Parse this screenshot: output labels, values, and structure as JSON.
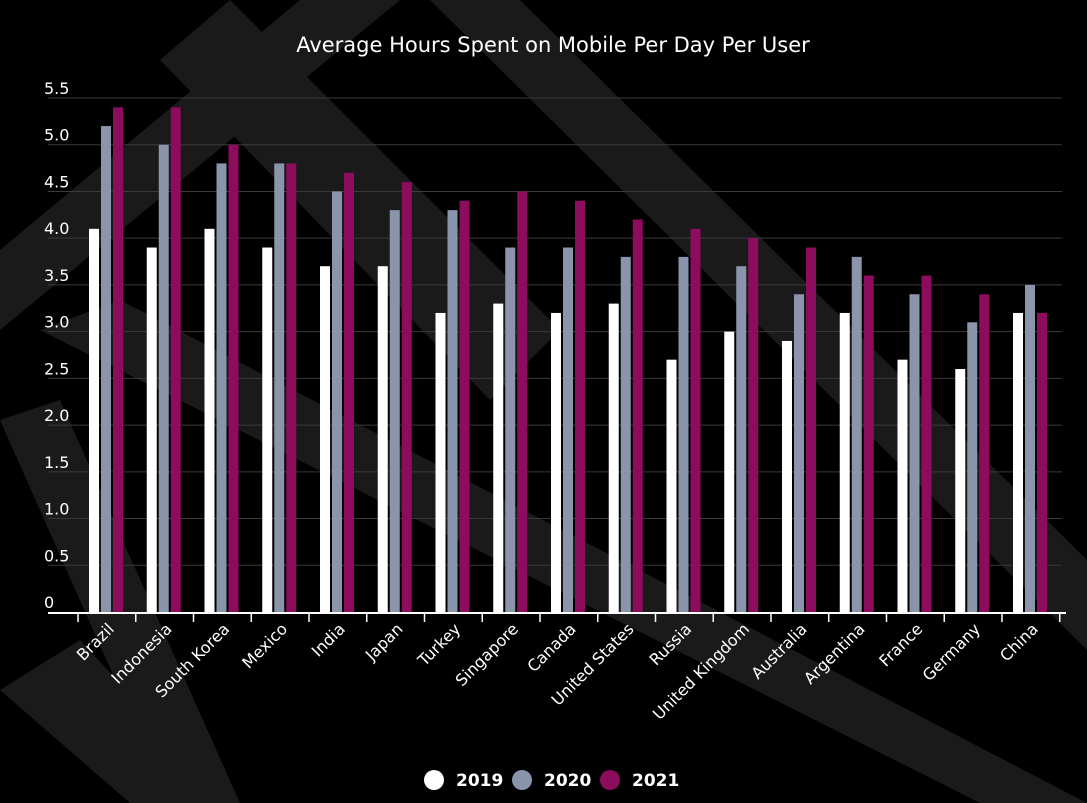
{
  "chart_data": {
    "type": "bar",
    "title": "Average Hours Spent on Mobile Per Day Per User",
    "xlabel": "",
    "ylabel": "",
    "ylim": [
      0,
      5.5
    ],
    "yticks": [
      "0",
      "0.5",
      "1.0",
      "1.5",
      "2.0",
      "2.5",
      "3.0",
      "3.5",
      "4.0",
      "4.5",
      "5.0",
      "5.5"
    ],
    "grid": true,
    "legend_position": "bottom",
    "categories": [
      "Brazil",
      "Indonesia",
      "South Korea",
      "Mexico",
      "India",
      "Japan",
      "Turkey",
      "Singapore",
      "Canada",
      "United States",
      "Russia",
      "United Kingdom",
      "Australia",
      "Argentina",
      "France",
      "Germany",
      "China"
    ],
    "series": [
      {
        "name": "2019",
        "color": "#ffffff",
        "values": [
          4.1,
          3.9,
          4.1,
          3.9,
          3.7,
          3.7,
          3.2,
          3.3,
          3.2,
          3.3,
          2.7,
          3.0,
          2.9,
          3.2,
          2.7,
          2.6,
          3.2
        ]
      },
      {
        "name": "2020",
        "color": "#8a94ab",
        "values": [
          5.2,
          5.0,
          4.8,
          4.8,
          4.5,
          4.3,
          4.3,
          3.9,
          3.9,
          3.8,
          3.8,
          3.7,
          3.4,
          3.8,
          3.4,
          3.1,
          3.5
        ]
      },
      {
        "name": "2021",
        "color": "#8e0c5e",
        "values": [
          5.4,
          5.4,
          5.0,
          4.8,
          4.7,
          4.6,
          4.4,
          4.5,
          4.4,
          4.2,
          4.1,
          4.0,
          3.9,
          3.6,
          3.6,
          3.4,
          3.2
        ]
      }
    ]
  }
}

⁂

#### Written exercise:
All of the data above should be transcribed verbatim, with pictures omitted.

#### Solution to the exercise:
Parse this screenshot: output labels, values, and structure as JSON.
{
  "chart_data": {
    "type": "bar",
    "title": "Average Hours Spent on Mobile Per Day Per User",
    "xlabel": "",
    "ylabel": "",
    "ylim": [
      0,
      5.5
    ],
    "yticks": [
      "0",
      "0.5",
      "1.0",
      "1.5",
      "2.0",
      "2.5",
      "3.0",
      "3.5",
      "4.0",
      "4.5",
      "5.0",
      "5.5"
    ],
    "grid": true,
    "legend_position": "bottom",
    "categories": [
      "Brazil",
      "Indonesia",
      "South Korea",
      "Mexico",
      "India",
      "Japan",
      "Turkey",
      "Singapore",
      "Canada",
      "United States",
      "Russia",
      "United Kingdom",
      "Australia",
      "Argentina",
      "France",
      "Germany",
      "China"
    ],
    "series": [
      {
        "name": "2019",
        "color": "#ffffff",
        "values": [
          4.1,
          3.9,
          4.1,
          3.9,
          3.7,
          3.7,
          3.2,
          3.3,
          3.2,
          3.3,
          2.7,
          3.0,
          2.9,
          3.2,
          2.7,
          2.6,
          3.2
        ]
      },
      {
        "name": "2020",
        "color": "#8a94ab",
        "values": [
          5.2,
          5.0,
          4.8,
          4.8,
          4.5,
          4.3,
          4.3,
          3.9,
          3.9,
          3.8,
          3.8,
          3.7,
          3.4,
          3.8,
          3.4,
          3.1,
          3.5
        ]
      },
      {
        "name": "2021",
        "color": "#8e0c5e",
        "values": [
          5.4,
          5.4,
          5.0,
          4.8,
          4.7,
          4.6,
          4.4,
          4.5,
          4.4,
          4.2,
          4.1,
          4.0,
          3.9,
          3.6,
          3.6,
          3.4,
          3.2
        ]
      }
    ]
  }
}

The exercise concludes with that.